Dataset items:
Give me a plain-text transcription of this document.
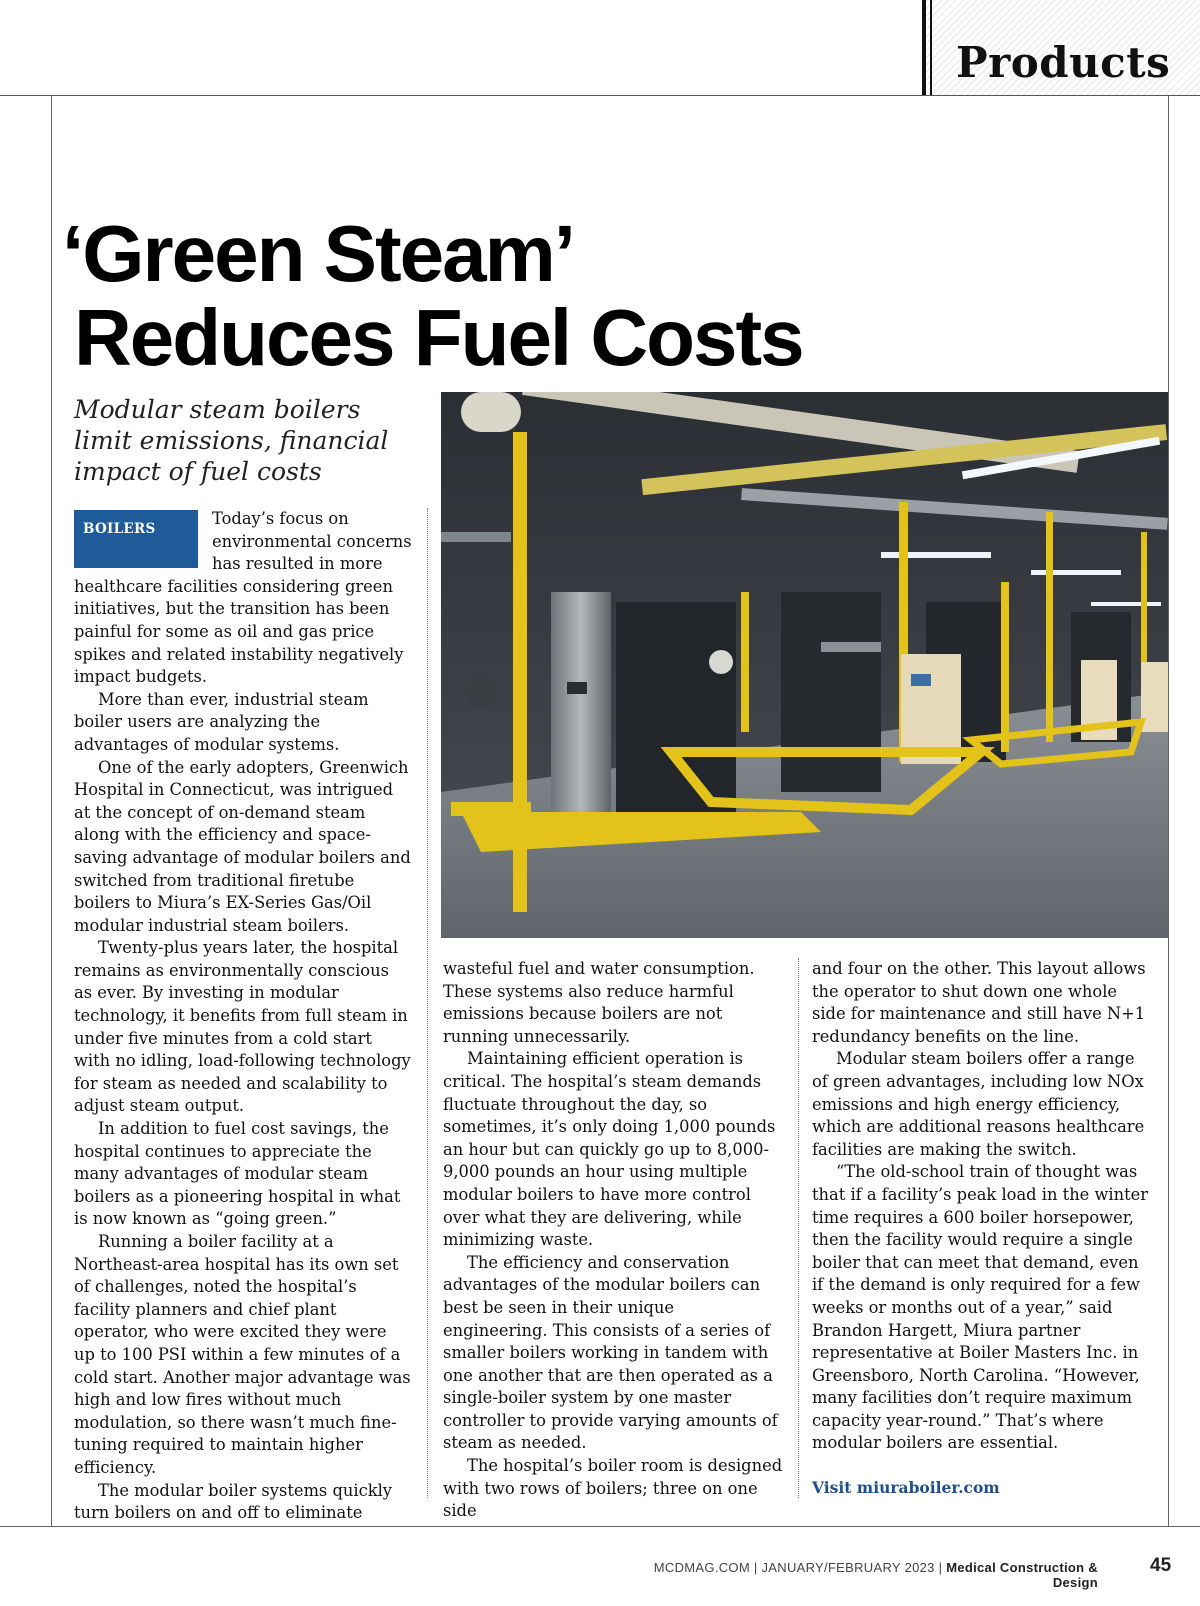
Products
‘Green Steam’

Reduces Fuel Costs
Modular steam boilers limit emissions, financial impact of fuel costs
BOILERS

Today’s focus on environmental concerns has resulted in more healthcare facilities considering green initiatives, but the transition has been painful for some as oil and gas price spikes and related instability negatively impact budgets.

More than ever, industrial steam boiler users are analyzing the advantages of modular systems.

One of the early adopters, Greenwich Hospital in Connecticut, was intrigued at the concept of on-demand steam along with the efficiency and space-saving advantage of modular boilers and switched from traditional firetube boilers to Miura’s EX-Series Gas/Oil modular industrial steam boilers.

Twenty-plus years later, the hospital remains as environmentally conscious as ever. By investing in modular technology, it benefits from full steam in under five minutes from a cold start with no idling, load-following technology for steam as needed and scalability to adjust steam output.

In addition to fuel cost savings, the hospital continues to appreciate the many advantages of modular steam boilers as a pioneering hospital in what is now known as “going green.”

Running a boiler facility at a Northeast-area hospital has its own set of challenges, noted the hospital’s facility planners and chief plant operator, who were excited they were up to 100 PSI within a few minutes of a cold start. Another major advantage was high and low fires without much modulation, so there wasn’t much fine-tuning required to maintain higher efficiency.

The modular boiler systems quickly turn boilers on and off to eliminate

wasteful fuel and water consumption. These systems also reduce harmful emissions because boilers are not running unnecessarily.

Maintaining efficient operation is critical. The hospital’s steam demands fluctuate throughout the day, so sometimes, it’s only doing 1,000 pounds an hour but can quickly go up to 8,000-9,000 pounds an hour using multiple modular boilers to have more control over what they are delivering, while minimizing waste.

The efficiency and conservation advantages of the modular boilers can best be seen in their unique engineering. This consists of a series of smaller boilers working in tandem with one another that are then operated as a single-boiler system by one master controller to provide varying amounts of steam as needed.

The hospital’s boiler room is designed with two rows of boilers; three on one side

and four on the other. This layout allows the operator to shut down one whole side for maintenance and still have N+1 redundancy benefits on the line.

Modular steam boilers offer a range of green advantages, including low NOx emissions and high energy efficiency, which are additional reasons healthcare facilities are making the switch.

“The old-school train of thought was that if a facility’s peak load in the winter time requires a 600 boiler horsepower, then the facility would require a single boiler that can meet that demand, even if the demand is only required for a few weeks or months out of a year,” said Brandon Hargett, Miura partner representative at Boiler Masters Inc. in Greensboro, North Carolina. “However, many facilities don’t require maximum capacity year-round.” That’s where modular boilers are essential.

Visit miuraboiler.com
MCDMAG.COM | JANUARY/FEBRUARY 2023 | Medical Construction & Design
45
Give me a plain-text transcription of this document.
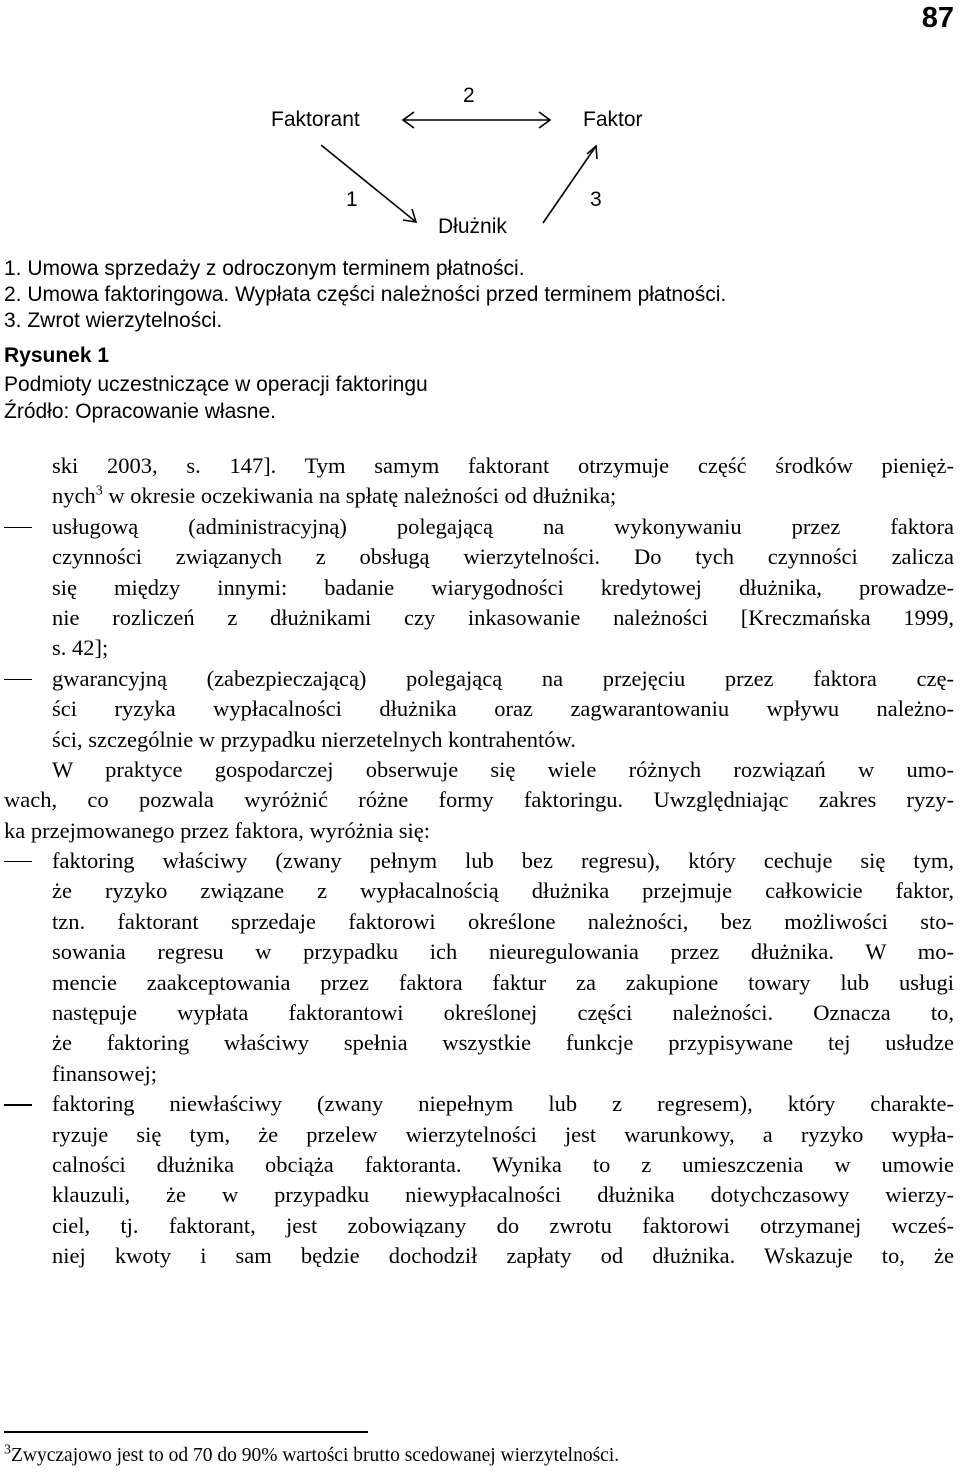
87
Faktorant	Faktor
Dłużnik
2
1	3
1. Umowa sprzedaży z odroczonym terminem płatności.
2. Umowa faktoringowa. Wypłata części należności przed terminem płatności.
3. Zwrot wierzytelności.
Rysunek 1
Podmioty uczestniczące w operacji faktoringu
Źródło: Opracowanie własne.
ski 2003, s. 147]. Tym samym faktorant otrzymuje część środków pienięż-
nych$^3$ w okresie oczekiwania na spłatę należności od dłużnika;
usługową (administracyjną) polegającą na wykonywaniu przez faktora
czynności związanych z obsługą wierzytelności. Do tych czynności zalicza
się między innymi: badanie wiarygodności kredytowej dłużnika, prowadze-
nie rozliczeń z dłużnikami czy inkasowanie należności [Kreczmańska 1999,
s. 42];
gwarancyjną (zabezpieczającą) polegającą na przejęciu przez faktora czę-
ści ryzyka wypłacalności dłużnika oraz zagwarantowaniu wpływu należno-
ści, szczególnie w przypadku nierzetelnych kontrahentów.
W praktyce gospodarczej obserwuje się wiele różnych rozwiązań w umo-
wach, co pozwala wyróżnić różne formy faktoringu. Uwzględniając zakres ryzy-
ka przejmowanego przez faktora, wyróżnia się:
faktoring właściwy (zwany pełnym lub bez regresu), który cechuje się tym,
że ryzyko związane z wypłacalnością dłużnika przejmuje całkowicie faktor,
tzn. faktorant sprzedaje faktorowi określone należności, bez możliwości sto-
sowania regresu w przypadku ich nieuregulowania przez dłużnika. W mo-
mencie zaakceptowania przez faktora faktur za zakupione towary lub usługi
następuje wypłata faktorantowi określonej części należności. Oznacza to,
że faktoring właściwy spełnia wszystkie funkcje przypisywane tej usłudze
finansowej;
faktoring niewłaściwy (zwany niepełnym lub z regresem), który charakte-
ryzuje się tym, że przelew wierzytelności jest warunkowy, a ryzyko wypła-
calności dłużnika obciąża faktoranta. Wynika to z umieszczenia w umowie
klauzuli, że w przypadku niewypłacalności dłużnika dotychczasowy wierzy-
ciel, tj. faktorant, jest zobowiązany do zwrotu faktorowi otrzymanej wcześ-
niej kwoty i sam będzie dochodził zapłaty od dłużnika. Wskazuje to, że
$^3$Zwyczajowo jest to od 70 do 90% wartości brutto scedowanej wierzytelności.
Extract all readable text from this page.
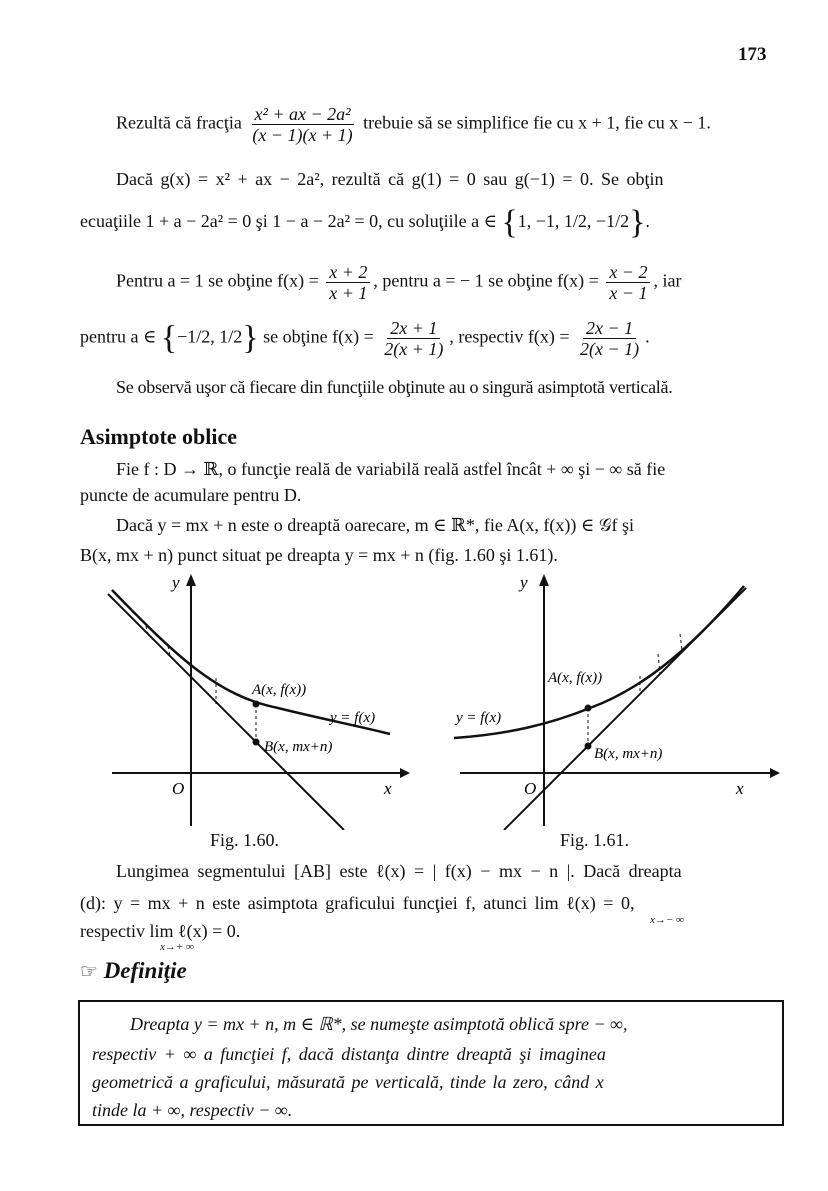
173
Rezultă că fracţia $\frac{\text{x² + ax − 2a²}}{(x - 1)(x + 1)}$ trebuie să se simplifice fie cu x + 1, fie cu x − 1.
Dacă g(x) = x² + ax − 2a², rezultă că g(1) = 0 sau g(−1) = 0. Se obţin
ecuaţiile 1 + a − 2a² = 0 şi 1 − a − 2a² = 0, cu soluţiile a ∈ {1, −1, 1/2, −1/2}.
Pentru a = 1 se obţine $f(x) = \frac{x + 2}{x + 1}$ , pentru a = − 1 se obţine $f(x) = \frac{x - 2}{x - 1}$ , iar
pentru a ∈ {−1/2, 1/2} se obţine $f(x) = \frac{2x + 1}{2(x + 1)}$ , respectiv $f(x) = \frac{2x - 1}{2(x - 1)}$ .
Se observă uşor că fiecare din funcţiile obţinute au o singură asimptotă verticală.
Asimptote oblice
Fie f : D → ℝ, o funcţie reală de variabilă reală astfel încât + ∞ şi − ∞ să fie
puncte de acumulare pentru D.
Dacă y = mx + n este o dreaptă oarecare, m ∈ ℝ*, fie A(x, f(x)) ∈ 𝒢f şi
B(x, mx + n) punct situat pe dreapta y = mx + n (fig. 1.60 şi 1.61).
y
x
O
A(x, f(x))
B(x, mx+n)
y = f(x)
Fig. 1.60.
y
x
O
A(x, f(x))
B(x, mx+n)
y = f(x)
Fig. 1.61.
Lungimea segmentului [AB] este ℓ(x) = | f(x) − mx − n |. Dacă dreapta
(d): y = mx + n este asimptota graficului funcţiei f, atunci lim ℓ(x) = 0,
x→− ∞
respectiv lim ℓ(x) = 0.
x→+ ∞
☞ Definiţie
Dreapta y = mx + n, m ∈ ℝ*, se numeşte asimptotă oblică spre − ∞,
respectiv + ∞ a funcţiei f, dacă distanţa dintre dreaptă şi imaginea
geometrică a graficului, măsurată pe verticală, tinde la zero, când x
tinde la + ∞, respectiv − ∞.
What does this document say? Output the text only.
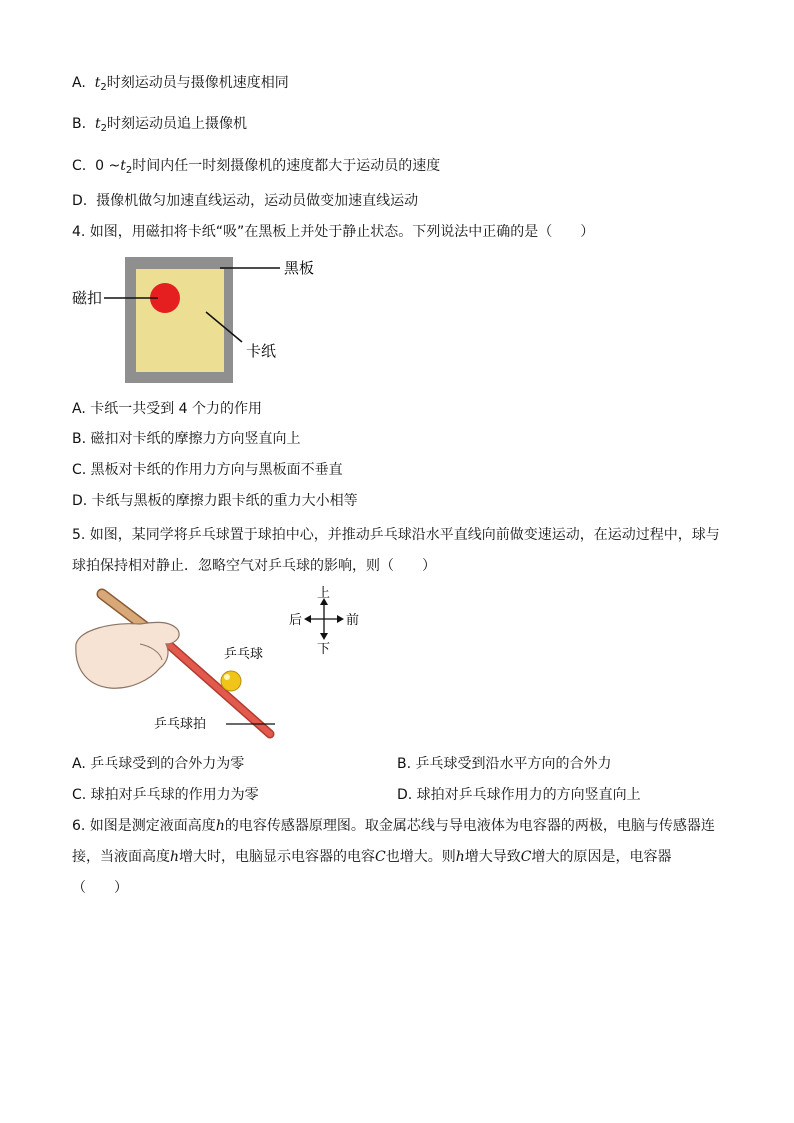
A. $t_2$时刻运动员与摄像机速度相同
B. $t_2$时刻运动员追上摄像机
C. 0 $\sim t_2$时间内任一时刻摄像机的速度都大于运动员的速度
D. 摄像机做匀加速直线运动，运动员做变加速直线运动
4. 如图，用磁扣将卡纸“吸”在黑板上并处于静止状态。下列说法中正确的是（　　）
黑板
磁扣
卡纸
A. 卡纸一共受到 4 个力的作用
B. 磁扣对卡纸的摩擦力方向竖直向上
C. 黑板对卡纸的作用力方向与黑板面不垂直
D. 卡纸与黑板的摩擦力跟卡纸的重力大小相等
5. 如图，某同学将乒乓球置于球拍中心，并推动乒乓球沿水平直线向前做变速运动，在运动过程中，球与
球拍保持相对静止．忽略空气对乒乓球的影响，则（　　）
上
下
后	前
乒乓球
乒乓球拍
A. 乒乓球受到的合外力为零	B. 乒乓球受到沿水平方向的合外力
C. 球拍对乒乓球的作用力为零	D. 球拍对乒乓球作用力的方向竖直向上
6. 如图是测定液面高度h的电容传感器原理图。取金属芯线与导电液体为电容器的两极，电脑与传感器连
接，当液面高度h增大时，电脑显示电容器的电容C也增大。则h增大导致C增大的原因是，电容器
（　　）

Work to complete ▸ Calculate how many lines of the material include the string "wierzytelności", and state that number by itself.

Result ▸ 4